● **Challenge**
Search the listing below for the string "最小的自然数是" and show each line that contains it.

(Stored records)
----
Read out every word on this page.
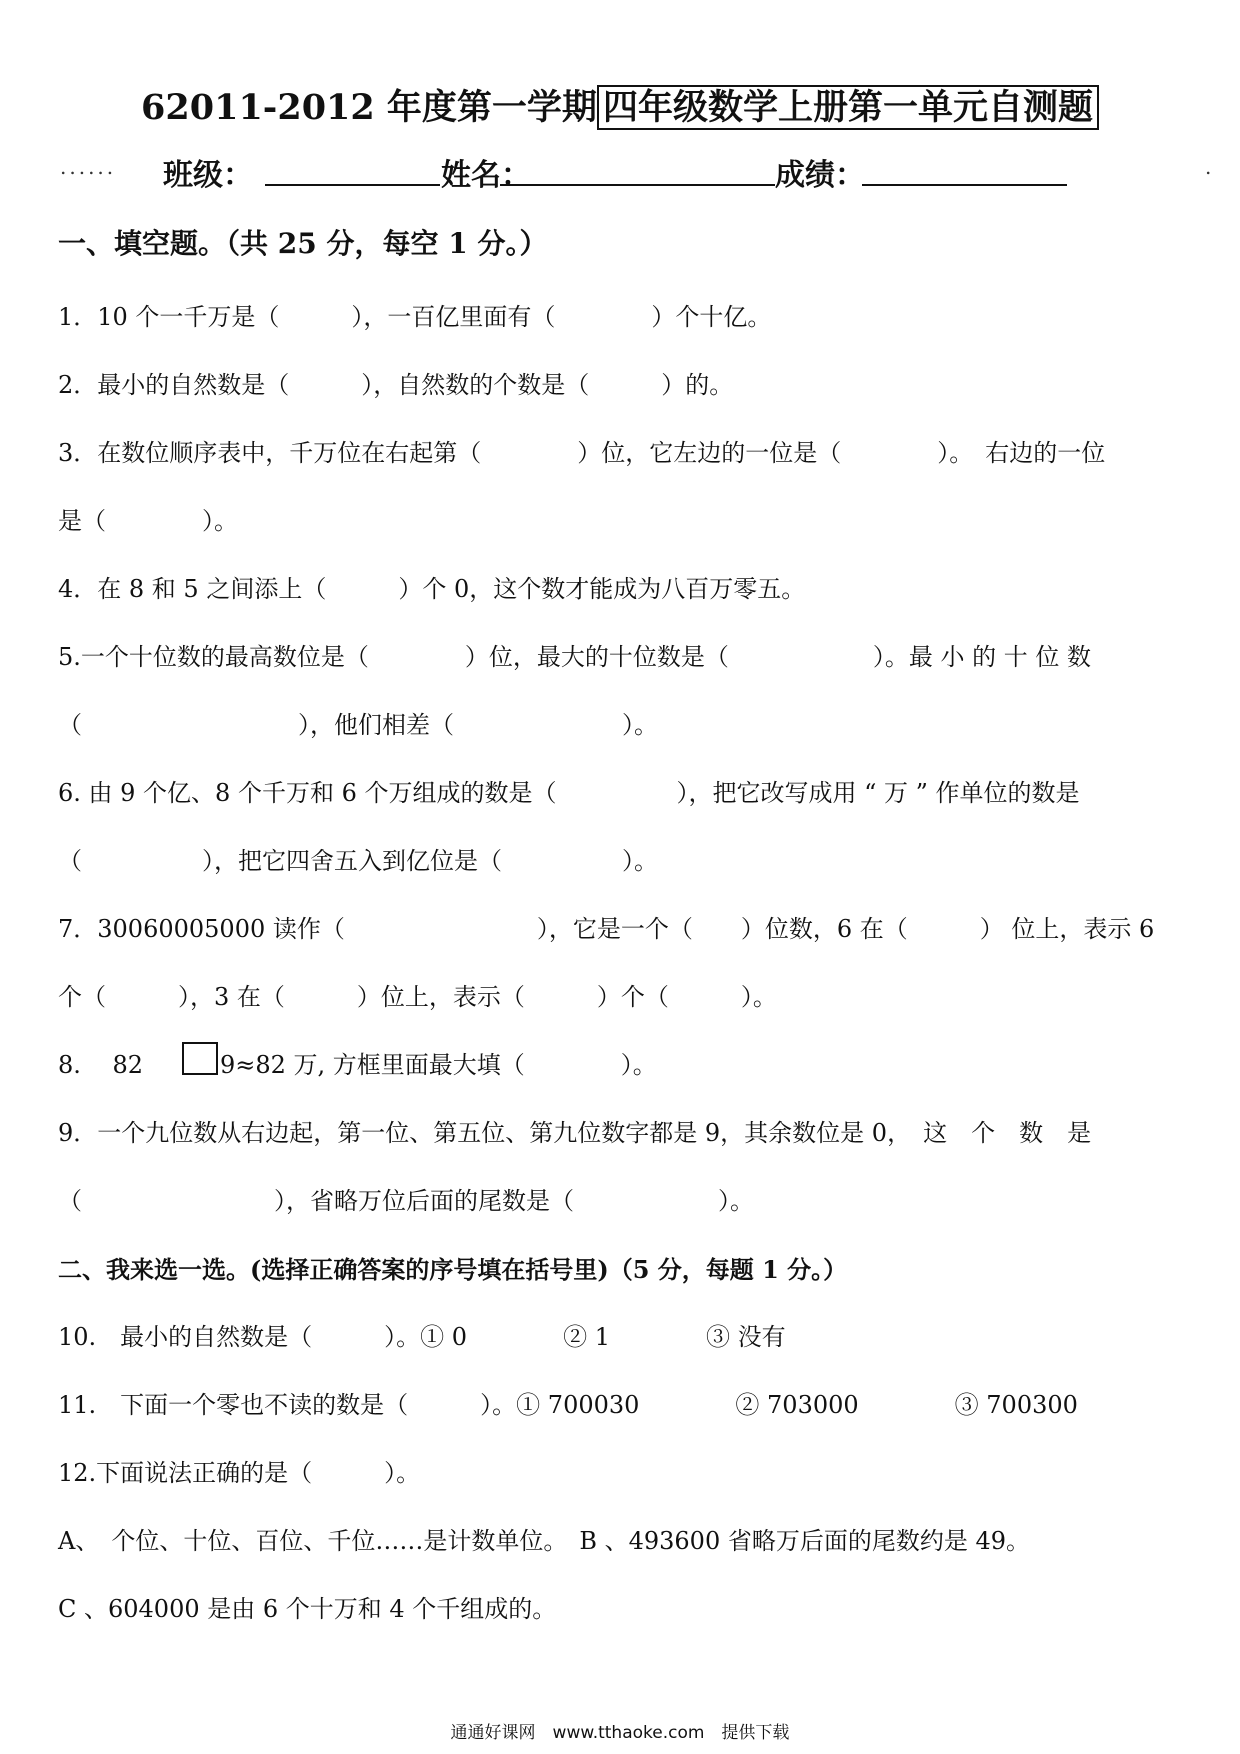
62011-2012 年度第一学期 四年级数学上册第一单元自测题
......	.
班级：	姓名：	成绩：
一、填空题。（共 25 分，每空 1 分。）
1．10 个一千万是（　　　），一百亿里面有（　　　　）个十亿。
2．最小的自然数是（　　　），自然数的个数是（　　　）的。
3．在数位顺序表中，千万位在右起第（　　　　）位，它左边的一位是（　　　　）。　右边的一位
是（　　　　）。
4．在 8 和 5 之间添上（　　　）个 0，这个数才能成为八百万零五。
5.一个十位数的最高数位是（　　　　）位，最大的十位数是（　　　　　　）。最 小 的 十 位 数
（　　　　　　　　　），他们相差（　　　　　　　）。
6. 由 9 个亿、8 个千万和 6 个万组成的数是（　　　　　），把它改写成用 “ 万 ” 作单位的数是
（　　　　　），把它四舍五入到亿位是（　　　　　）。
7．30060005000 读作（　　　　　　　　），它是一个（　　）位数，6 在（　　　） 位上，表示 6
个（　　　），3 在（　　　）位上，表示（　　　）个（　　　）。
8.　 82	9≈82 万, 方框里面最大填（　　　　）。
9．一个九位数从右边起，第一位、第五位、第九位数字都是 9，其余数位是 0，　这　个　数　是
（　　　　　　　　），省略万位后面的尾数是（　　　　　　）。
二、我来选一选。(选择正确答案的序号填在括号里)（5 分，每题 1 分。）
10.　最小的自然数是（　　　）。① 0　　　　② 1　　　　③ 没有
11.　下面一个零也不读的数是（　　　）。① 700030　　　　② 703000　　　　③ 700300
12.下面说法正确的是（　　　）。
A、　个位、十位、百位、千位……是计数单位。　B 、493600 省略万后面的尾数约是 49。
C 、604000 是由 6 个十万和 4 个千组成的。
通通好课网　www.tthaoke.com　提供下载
----
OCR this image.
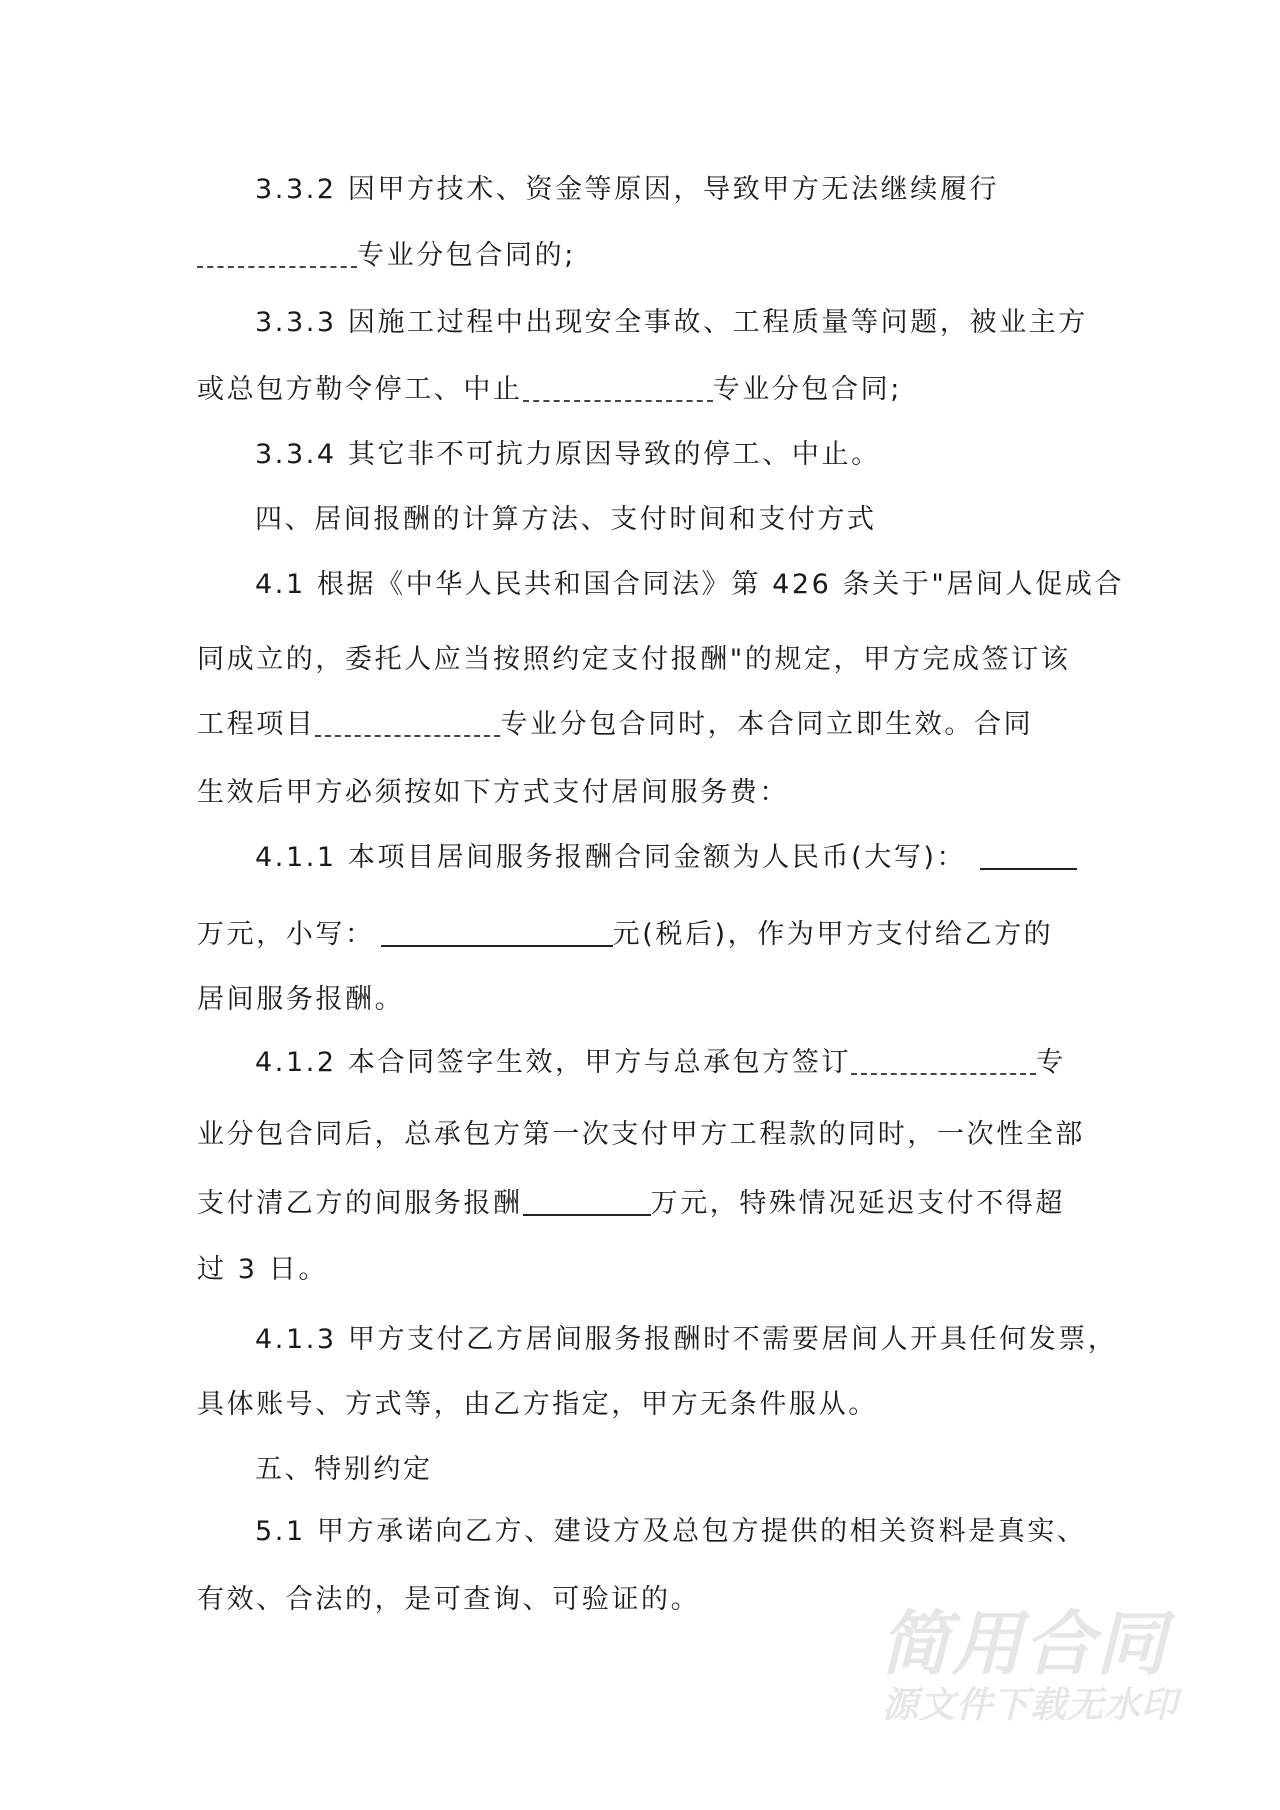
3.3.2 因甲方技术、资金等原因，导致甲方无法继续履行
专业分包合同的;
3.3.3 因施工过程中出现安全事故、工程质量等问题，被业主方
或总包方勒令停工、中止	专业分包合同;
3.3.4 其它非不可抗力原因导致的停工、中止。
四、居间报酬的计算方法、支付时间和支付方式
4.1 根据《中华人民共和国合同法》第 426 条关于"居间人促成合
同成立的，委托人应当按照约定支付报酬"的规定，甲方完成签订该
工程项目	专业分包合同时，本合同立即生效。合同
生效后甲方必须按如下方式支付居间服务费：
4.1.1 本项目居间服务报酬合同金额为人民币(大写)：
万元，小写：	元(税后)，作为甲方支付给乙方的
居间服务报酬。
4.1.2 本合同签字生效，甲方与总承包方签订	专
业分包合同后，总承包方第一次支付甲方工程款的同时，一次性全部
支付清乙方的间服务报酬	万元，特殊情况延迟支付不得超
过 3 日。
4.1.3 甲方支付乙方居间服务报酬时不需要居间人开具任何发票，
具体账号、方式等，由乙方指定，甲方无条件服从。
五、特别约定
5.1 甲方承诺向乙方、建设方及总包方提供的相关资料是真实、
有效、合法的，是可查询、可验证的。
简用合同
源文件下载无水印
----
● **Solution for this problem**
2．最小的自然数是（　　　），自然数的个数是（　　　）的。
10.　最小的自然数是（　　　）。① 0　　　　② 1　　　　③ 没有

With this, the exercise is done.